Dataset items
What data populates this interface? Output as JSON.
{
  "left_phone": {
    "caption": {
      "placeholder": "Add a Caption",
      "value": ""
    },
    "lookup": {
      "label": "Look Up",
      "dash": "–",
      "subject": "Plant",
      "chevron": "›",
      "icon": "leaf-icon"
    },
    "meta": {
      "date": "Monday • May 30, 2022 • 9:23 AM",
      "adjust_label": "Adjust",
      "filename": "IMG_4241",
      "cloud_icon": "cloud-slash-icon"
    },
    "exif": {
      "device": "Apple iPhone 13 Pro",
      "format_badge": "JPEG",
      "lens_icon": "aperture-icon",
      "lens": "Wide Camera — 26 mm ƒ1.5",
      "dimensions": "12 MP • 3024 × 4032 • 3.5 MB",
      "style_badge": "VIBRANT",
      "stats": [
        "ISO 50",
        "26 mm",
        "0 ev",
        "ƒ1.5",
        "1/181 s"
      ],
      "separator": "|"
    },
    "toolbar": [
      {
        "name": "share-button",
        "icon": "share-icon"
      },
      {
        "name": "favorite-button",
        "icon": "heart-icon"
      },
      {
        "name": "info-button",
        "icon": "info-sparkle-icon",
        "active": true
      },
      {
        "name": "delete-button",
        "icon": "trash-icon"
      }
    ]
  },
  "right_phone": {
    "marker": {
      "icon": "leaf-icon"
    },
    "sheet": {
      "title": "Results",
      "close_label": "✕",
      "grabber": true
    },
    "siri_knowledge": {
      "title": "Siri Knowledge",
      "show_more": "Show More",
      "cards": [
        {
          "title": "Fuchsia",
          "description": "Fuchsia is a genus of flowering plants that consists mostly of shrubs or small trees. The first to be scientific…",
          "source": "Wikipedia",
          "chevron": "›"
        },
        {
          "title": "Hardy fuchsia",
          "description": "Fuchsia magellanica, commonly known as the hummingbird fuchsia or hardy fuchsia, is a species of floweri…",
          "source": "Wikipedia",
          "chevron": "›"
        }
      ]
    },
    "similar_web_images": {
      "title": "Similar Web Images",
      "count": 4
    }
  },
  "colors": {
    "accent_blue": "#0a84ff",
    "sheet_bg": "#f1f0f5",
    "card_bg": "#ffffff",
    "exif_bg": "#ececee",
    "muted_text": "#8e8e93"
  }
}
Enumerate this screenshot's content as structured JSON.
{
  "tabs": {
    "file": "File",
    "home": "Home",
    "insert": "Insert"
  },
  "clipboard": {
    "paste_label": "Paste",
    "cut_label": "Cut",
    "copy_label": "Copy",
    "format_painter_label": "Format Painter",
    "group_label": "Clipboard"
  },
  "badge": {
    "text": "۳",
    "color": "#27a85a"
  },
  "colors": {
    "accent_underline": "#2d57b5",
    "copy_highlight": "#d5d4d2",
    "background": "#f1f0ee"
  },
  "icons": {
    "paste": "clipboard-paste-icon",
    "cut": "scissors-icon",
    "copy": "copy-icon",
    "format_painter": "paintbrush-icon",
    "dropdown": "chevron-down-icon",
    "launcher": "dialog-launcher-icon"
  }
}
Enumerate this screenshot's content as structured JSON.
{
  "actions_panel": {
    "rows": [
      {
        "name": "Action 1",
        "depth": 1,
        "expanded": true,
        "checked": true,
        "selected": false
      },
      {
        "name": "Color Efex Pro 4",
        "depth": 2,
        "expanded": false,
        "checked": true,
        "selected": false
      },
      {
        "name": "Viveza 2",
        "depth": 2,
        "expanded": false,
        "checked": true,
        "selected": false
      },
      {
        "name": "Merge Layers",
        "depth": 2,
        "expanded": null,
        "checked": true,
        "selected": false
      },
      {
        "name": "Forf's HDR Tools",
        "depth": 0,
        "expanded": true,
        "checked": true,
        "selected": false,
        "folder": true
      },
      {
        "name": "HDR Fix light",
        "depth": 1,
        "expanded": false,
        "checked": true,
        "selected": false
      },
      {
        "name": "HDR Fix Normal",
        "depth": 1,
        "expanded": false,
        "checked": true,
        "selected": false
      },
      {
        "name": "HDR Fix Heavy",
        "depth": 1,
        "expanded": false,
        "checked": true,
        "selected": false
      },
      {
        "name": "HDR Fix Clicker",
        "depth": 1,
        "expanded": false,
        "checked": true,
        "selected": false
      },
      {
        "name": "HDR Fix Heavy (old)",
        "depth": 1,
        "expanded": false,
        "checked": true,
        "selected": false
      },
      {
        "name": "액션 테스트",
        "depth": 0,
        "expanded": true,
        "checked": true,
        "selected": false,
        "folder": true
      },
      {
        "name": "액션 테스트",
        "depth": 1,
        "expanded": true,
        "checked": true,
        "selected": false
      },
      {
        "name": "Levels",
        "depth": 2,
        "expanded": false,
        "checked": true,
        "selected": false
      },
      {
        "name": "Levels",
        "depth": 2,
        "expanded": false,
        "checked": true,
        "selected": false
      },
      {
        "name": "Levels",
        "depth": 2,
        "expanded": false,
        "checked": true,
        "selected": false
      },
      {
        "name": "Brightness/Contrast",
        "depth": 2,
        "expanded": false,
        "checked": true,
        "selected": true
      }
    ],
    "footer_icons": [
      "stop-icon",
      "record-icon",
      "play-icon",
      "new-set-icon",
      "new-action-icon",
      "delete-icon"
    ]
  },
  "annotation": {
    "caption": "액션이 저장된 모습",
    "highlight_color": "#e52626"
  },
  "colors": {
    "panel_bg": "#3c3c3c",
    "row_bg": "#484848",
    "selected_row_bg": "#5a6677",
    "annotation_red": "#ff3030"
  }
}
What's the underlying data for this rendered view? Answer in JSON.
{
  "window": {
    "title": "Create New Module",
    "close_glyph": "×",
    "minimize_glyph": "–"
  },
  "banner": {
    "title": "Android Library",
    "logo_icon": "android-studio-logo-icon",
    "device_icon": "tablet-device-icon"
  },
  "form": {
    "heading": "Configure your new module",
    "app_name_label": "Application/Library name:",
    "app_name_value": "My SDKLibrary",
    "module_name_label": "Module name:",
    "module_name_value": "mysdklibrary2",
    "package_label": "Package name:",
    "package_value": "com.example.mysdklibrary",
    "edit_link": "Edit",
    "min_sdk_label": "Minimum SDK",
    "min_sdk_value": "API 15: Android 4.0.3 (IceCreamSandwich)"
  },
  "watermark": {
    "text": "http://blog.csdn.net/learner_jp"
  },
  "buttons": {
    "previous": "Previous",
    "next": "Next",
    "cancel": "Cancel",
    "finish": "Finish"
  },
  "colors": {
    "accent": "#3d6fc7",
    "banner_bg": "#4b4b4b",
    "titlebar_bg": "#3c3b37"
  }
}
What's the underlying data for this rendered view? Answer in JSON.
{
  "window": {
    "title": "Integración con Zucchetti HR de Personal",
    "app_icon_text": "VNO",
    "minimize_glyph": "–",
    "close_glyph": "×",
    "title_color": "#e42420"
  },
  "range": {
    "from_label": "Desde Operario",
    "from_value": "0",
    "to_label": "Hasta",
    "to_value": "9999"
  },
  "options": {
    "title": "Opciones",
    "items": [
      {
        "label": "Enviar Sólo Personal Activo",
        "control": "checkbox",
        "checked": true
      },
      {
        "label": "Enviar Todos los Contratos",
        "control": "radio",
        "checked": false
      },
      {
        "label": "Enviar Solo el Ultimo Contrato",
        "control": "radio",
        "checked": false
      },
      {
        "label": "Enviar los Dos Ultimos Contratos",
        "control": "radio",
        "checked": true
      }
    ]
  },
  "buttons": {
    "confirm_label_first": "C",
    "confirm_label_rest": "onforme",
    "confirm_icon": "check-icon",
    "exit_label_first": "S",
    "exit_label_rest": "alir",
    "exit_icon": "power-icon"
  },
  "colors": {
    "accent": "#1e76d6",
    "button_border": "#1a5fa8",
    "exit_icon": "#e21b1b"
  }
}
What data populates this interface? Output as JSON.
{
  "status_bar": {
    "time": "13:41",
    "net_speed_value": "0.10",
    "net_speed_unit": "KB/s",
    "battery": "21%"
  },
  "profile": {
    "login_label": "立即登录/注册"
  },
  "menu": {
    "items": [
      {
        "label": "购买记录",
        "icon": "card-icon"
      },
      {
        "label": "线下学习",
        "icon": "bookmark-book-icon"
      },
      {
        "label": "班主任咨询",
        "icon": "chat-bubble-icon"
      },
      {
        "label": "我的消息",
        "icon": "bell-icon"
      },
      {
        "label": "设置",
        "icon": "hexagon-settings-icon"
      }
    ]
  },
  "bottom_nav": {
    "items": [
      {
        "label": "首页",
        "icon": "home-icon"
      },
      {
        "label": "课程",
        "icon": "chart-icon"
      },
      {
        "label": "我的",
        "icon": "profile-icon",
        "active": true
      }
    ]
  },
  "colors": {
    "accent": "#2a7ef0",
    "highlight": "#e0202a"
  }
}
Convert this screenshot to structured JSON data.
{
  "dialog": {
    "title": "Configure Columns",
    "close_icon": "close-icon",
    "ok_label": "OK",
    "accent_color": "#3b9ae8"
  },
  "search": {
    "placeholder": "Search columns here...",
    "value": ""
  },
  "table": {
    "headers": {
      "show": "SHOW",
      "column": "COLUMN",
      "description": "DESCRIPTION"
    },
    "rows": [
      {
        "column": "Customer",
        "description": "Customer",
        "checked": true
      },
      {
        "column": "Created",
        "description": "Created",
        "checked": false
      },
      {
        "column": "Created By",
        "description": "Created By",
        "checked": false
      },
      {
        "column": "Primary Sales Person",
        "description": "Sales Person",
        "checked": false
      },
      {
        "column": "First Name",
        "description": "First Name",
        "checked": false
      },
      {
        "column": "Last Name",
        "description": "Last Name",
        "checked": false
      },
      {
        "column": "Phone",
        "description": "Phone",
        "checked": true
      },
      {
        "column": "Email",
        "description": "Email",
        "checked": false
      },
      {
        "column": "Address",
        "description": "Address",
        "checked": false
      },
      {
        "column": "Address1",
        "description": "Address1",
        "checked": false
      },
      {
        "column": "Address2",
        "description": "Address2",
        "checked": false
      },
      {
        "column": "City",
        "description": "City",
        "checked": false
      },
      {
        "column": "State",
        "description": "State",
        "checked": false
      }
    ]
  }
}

**Goal:** Gather from the data above every line with the string "Configure".

**Response to the task:**
    "heading": "Configure your new module",
    "title": "Configure Columns",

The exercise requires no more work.